**Exercise description**
Can all of these lines be returned exactly?

[Data listing]
%%

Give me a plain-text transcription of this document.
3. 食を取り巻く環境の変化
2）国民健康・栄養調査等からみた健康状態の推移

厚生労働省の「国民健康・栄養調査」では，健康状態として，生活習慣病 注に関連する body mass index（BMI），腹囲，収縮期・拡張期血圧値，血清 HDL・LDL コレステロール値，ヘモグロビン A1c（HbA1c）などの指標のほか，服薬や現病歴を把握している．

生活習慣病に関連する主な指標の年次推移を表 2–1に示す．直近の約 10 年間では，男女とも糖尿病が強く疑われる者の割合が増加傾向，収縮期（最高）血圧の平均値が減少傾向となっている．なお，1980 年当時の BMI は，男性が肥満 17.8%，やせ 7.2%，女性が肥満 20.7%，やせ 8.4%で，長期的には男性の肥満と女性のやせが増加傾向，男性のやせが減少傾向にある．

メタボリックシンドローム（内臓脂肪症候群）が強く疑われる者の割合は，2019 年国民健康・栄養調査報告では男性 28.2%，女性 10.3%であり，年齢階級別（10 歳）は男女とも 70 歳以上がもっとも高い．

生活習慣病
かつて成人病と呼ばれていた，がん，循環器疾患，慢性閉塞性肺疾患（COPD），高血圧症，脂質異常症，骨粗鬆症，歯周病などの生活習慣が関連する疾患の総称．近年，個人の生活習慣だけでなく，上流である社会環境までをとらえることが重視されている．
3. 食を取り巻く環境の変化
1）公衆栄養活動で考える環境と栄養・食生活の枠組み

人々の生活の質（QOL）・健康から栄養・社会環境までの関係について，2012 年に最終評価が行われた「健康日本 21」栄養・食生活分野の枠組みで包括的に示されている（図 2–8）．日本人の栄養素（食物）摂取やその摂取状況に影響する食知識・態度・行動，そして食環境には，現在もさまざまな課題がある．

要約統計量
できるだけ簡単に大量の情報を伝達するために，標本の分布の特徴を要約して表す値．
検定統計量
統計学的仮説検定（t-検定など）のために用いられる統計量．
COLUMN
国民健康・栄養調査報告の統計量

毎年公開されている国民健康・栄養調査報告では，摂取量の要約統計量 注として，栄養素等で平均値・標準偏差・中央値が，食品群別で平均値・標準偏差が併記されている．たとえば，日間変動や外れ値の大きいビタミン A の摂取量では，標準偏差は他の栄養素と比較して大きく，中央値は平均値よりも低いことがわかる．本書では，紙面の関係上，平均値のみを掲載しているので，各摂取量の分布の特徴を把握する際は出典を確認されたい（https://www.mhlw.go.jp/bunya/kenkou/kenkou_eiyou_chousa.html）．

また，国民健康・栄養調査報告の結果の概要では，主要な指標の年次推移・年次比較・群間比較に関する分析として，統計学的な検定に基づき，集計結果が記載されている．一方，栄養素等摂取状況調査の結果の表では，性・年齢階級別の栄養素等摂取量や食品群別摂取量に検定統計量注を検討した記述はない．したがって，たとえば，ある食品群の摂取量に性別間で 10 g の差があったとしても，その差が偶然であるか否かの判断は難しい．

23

%%

**Result**
Give me a plain-text transcription of this document.
3. 食を取り巻く環境の変化
2）国民健康・栄養調査等からみた健康状態の推移

厚生労働省の「国民健康・栄養調査」では，健康状態として，生活習慣病 注に関連する body mass index（BMI），腹囲，収縮期・拡張期血圧値，血清 HDL・LDL コレステロール値，ヘモグロビン A1c（HbA1c）などの指標のほか，服薬や現病歴を把握している．

生活習慣病に関連する主な指標の年次推移を表 2–1に示す．直近の約 10 年間では，男女とも糖尿病が強く疑われる者の割合が増加傾向，収縮期（最高）血圧の平均値が減少傾向となっている．なお，1980 年当時の BMI は，男性が肥満 17.8%，やせ 7.2%，女性が肥満 20.7%，やせ 8.4%で，長期的には男性の肥満と女性のやせが増加傾向，男性のやせが減少傾向にある．

メタボリックシンドローム（内臓脂肪症候群）が強く疑われる者の割合は，2019 年国民健康・栄養調査報告では男性 28.2%，女性 10.3%であり，年齢階級別（10 歳）は男女とも 70 歳以上がもっとも高い．

生活習慣病
かつて成人病と呼ばれていた，がん，循環器疾患，慢性閉塞性肺疾患（COPD），高血圧症，脂質異常症，骨粗鬆症，歯周病などの生活習慣が関連する疾患の総称．近年，個人の生活習慣だけでなく，上流である社会環境までをとらえることが重視されている．
3. 食を取り巻く環境の変化
1）公衆栄養活動で考える環境と栄養・食生活の枠組み

人々の生活の質（QOL）・健康から栄養・社会環境までの関係について，2012 年に最終評価が行われた「健康日本 21」栄養・食生活分野の枠組みで包括的に示されている（図 2–8）．日本人の栄養素（食物）摂取やその摂取状況に影響する食知識・態度・行動，そして食環境には，現在もさまざまな課題がある．

要約統計量
できるだけ簡単に大量の情報を伝達するために，標本の分布の特徴を要約して表す値．
検定統計量
統計学的仮説検定（t-検定など）のために用いられる統計量．
COLUMN
国民健康・栄養調査報告の統計量

毎年公開されている国民健康・栄養調査報告では，摂取量の要約統計量 注として，栄養素等で平均値・標準偏差・中央値が，食品群別で平均値・標準偏差が併記されている．たとえば，日間変動や外れ値の大きいビタミン A の摂取量では，標準偏差は他の栄養素と比較して大きく，中央値は平均値よりも低いことがわかる．本書では，紙面の関係上，平均値のみを掲載しているので，各摂取量の分布の特徴を把握する際は出典を確認されたい（https://www.mhlw.go.jp/bunya/kenkou/kenkou_eiyou_chousa.html）．

また，国民健康・栄養調査報告の結果の概要では，主要な指標の年次推移・年次比較・群間比較に関する分析として，統計学的な検定に基づき，集計結果が記載されている．一方，栄養素等摂取状況調査の結果の表では，性・年齢階級別の栄養素等摂取量や食品群別摂取量に検定統計量注を検討した記述はない．したがって，たとえば，ある食品群の摂取量に性別間で 10 g の差があったとしても，その差が偶然であるか否かの判断は難しい．

23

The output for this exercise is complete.